* GOAL *
Locate each line below that includes "votos" and reproduce it.

* STORED RECORDS *
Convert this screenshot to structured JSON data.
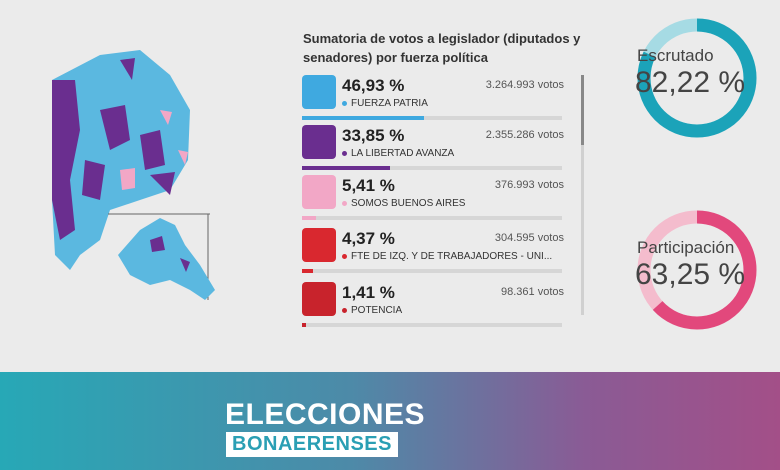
{
  "title": "Sumatoria de votos a legislador (diputados y senadores) por fuerza política",
  "parties": [
    {
      "name": "FUERZA PATRIA",
      "percent": 46.93,
      "percent_label": "46,93 %",
      "votes": "3.264.993 votos",
      "color": "#3fa9e0"
    },
    {
      "name": "LA LIBERTAD AVANZA",
      "percent": 33.85,
      "percent_label": "33,85 %",
      "votes": "2.355.286 votos",
      "color": "#6a2e8f"
    },
    {
      "name": "SOMOS BUENOS AIRES",
      "percent": 5.41,
      "percent_label": "5,41 %",
      "votes": "376.993 votos",
      "color": "#f2a7c6"
    },
    {
      "name": "FTE DE IZQ. Y DE TRABAJADORES - UNI...",
      "percent": 4.37,
      "percent_label": "4,37 %",
      "votes": "304.595 votos",
      "color": "#d9282f"
    },
    {
      "name": "POTENCIA",
      "percent": 1.41,
      "percent_label": "1,41 %",
      "votes": "98.361 votos",
      "color": "#c8232c"
    }
  ],
  "gauges": [
    {
      "label": "Escrutado",
      "value": 82.22,
      "value_label": "82,22 %",
      "color": "#1ba3b9",
      "track": "#a6dbe4"
    },
    {
      "label": "Participación",
      "value": 63.25,
      "value_label": "63,25 %",
      "color": "#e2487c",
      "track": "#f4bccd"
    }
  ],
  "banner": {
    "line1": "ELECCIONES",
    "line2": "BONAERENSES"
  }
}
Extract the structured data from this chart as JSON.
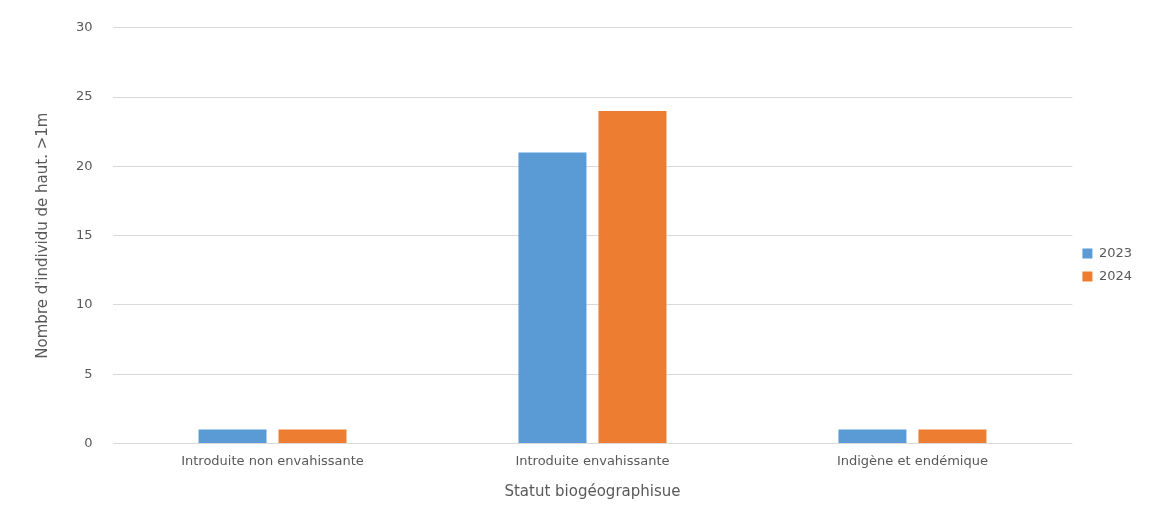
{
  "chart_data": {
    "type": "bar",
    "xlabel": "Statut biogéographisue",
    "ylabel": "Nombre d'individu de haut. >1m",
    "categories": [
      "Introduite non envahissante",
      "Introduite envahissante",
      "Indigène et endémique"
    ],
    "series": [
      {
        "name": "2023",
        "color": "#5b9bd5",
        "values": [
          1,
          21,
          1
        ]
      },
      {
        "name": "2024",
        "color": "#ed7d31",
        "values": [
          1,
          24,
          1
        ]
      }
    ],
    "ylim": [
      0,
      30
    ],
    "yticks": [
      0,
      5,
      10,
      15,
      20,
      25,
      30
    ],
    "grid": "y",
    "legend": "right"
  }
}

* SOLUTION FOR THIS TASK *
  "title": "Sumatoria de votos a legislador (diputados y senadores) por fuerza política",
      "votes": "3.264.993 votos",
      "votes": "2.355.286 votos",
      "votes": "376.993 votos",
      "votes": "304.595 votos",
      "votes": "98.361 votos",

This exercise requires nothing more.